** start of DATASET ENTRIES **
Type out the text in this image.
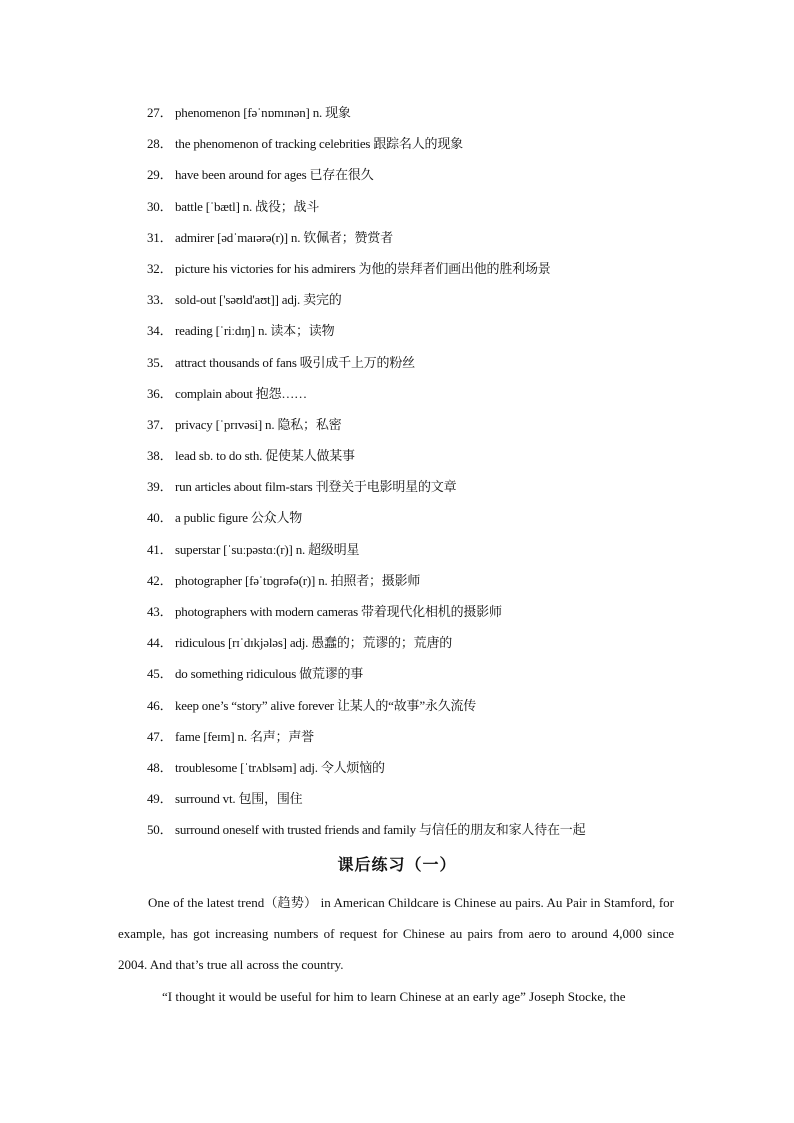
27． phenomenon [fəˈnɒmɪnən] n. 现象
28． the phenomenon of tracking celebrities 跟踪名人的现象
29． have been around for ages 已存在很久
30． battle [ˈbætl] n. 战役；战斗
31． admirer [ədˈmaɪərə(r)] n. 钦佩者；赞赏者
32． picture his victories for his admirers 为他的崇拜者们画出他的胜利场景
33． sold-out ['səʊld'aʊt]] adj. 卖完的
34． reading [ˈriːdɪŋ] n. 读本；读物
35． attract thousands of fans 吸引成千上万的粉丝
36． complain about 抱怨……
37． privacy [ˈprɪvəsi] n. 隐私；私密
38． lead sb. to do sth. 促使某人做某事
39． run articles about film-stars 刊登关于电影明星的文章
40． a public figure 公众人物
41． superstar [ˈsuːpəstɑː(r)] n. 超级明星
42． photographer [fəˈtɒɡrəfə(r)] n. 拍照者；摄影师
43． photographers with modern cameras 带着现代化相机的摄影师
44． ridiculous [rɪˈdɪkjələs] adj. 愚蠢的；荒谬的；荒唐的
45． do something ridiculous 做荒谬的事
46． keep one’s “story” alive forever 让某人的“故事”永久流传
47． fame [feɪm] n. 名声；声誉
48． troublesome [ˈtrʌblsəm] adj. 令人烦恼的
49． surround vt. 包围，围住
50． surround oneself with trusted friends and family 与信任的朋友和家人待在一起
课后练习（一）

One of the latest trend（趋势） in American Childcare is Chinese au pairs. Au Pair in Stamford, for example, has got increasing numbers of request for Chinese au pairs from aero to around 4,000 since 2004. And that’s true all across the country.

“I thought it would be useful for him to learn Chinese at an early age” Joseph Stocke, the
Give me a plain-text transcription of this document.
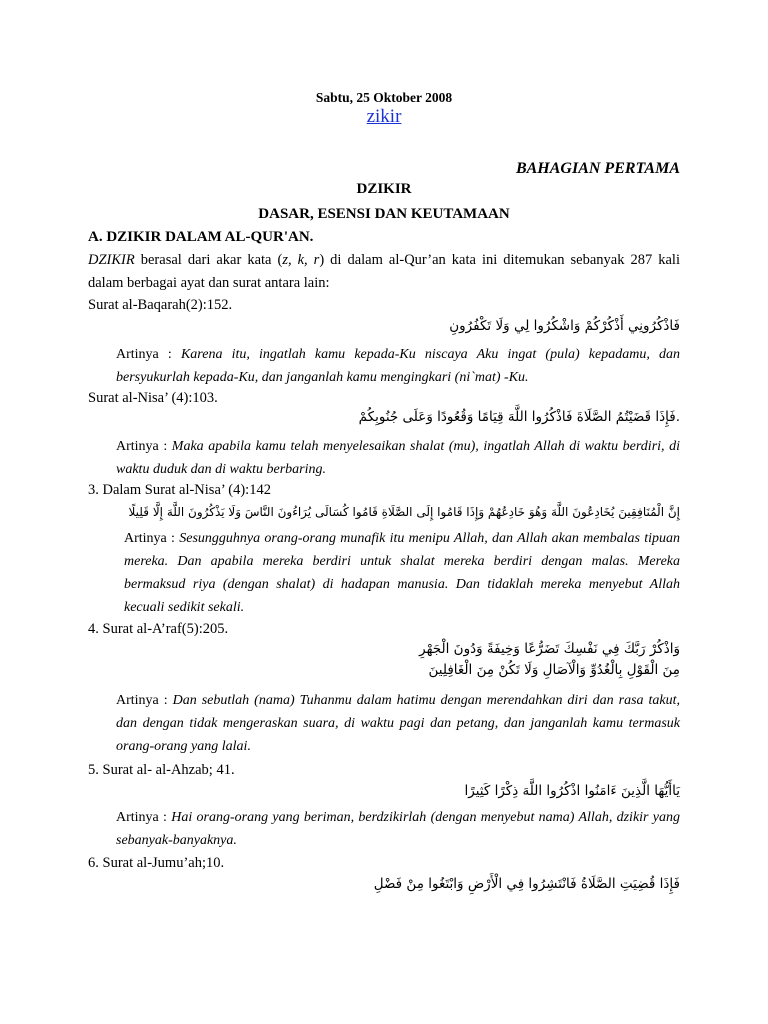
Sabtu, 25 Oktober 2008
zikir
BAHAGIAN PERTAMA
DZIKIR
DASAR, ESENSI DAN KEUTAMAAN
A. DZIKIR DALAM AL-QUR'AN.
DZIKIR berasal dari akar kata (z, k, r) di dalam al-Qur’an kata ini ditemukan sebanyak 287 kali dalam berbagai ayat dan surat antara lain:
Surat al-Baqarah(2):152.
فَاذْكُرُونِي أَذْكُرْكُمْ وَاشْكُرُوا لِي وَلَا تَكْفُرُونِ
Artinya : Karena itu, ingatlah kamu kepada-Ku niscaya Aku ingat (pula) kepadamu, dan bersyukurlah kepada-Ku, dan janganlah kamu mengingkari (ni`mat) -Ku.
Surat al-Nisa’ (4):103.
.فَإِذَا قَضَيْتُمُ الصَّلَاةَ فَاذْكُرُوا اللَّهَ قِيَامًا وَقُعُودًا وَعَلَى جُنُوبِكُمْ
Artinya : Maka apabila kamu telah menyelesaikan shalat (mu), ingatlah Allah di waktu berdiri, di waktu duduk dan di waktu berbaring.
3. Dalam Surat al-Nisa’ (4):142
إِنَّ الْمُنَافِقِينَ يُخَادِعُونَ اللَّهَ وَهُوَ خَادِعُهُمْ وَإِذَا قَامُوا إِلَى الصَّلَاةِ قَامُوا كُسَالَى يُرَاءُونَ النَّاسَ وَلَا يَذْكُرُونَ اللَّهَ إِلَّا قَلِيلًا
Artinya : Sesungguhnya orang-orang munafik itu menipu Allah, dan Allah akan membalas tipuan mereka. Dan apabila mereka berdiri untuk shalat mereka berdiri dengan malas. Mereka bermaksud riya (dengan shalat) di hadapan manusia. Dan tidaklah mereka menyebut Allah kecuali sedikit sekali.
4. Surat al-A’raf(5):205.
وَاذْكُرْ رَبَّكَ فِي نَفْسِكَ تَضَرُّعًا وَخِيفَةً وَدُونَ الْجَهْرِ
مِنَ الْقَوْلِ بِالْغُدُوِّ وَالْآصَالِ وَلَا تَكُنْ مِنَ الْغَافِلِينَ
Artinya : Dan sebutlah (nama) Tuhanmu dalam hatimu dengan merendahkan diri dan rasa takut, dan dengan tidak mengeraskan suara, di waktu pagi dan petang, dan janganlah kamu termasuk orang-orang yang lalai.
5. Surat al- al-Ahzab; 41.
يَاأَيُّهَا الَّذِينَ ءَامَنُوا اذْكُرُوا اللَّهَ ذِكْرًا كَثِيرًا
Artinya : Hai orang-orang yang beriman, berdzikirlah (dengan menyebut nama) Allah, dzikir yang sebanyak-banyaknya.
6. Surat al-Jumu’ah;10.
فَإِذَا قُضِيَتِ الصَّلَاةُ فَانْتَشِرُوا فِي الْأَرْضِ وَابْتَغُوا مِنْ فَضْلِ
** end of DATASET ENTRIES **
* [EXERCISE AIM]
Your copy of the data should match it exactly, except that pictures are left out.

* [FINAL ANSWER]
Type out the text in this image.
27． phenomenon [fəˈnɒmɪnən] n. 现象
28． the phenomenon of tracking celebrities 跟踪名人的现象
29． have been around for ages 已存在很久
30． battle [ˈbætl] n. 战役；战斗
31． admirer [ədˈmaɪərə(r)] n. 钦佩者；赞赏者
32． picture his victories for his admirers 为他的崇拜者们画出他的胜利场景
33． sold-out ['səʊld'aʊt]] adj. 卖完的
34． reading [ˈriːdɪŋ] n. 读本；读物
35． attract thousands of fans 吸引成千上万的粉丝
36． complain about 抱怨……
37． privacy [ˈprɪvəsi] n. 隐私；私密
38． lead sb. to do sth. 促使某人做某事
39． run articles about film-stars 刊登关于电影明星的文章
40． a public figure 公众人物
41． superstar [ˈsuːpəstɑː(r)] n. 超级明星
42． photographer [fəˈtɒɡrəfə(r)] n. 拍照者；摄影师
43． photographers with modern cameras 带着现代化相机的摄影师
44． ridiculous [rɪˈdɪkjələs] adj. 愚蠢的；荒谬的；荒唐的
45． do something ridiculous 做荒谬的事
46． keep one’s “story” alive forever 让某人的“故事”永久流传
47． fame [feɪm] n. 名声；声誉
48． troublesome [ˈtrʌblsəm] adj. 令人烦恼的
49． surround vt. 包围，围住
50． surround oneself with trusted friends and family 与信任的朋友和家人待在一起
课后练习（一）

One of the latest trend（趋势） in American Childcare is Chinese au pairs. Au Pair in Stamford, for example, has got increasing numbers of request for Chinese au pairs from aero to around 4,000 since 2004. And that’s true all across the country.

“I thought it would be useful for him to learn Chinese at an early age” Joseph Stocke, the
Give me a plain-text transcription of this document.
Sabtu, 25 Oktober 2008
zikir
BAHAGIAN PERTAMA
DZIKIR
DASAR, ESENSI DAN KEUTAMAAN
A. DZIKIR DALAM AL-QUR'AN.
DZIKIR berasal dari akar kata (z, k, r) di dalam al-Qur’an kata ini ditemukan sebanyak 287 kali dalam berbagai ayat dan surat antara lain:
Surat al-Baqarah(2):152.
فَاذْكُرُونِي أَذْكُرْكُمْ وَاشْكُرُوا لِي وَلَا تَكْفُرُونِ
Artinya : Karena itu, ingatlah kamu kepada-Ku niscaya Aku ingat (pula) kepadamu, dan bersyukurlah kepada-Ku, dan janganlah kamu mengingkari (ni`mat) -Ku.
Surat al-Nisa’ (4):103.
.فَإِذَا قَضَيْتُمُ الصَّلَاةَ فَاذْكُرُوا اللَّهَ قِيَامًا وَقُعُودًا وَعَلَى جُنُوبِكُمْ
Artinya : Maka apabila kamu telah menyelesaikan shalat (mu), ingatlah Allah di waktu berdiri, di waktu duduk dan di waktu berbaring.
3. Dalam Surat al-Nisa’ (4):142
إِنَّ الْمُنَافِقِينَ يُخَادِعُونَ اللَّهَ وَهُوَ خَادِعُهُمْ وَإِذَا قَامُوا إِلَى الصَّلَاةِ قَامُوا كُسَالَى يُرَاءُونَ النَّاسَ وَلَا يَذْكُرُونَ اللَّهَ إِلَّا قَلِيلًا
Artinya : Sesungguhnya orang-orang munafik itu menipu Allah, dan Allah akan membalas tipuan mereka. Dan apabila mereka berdiri untuk shalat mereka berdiri dengan malas. Mereka bermaksud riya (dengan shalat) di hadapan manusia. Dan tidaklah mereka menyebut Allah kecuali sedikit sekali.
4. Surat al-A’raf(5):205.
وَاذْكُرْ رَبَّكَ فِي نَفْسِكَ تَضَرُّعًا وَخِيفَةً وَدُونَ الْجَهْرِ
مِنَ الْقَوْلِ بِالْغُدُوِّ وَالْآصَالِ وَلَا تَكُنْ مِنَ الْغَافِلِينَ
Artinya : Dan sebutlah (nama) Tuhanmu dalam hatimu dengan merendahkan diri dan rasa takut, dan dengan tidak mengeraskan suara, di waktu pagi dan petang, dan janganlah kamu termasuk orang-orang yang lalai.
5. Surat al- al-Ahzab; 41.
يَاأَيُّهَا الَّذِينَ ءَامَنُوا اذْكُرُوا اللَّهَ ذِكْرًا كَثِيرًا
Artinya : Hai orang-orang yang beriman, berdzikirlah (dengan menyebut nama) Allah, dzikir yang sebanyak-banyaknya.
6. Surat al-Jumu’ah;10.
فَإِذَا قُضِيَتِ الصَّلَاةُ فَانْتَشِرُوا فِي الْأَرْضِ وَابْتَغُوا مِنْ فَضْلِ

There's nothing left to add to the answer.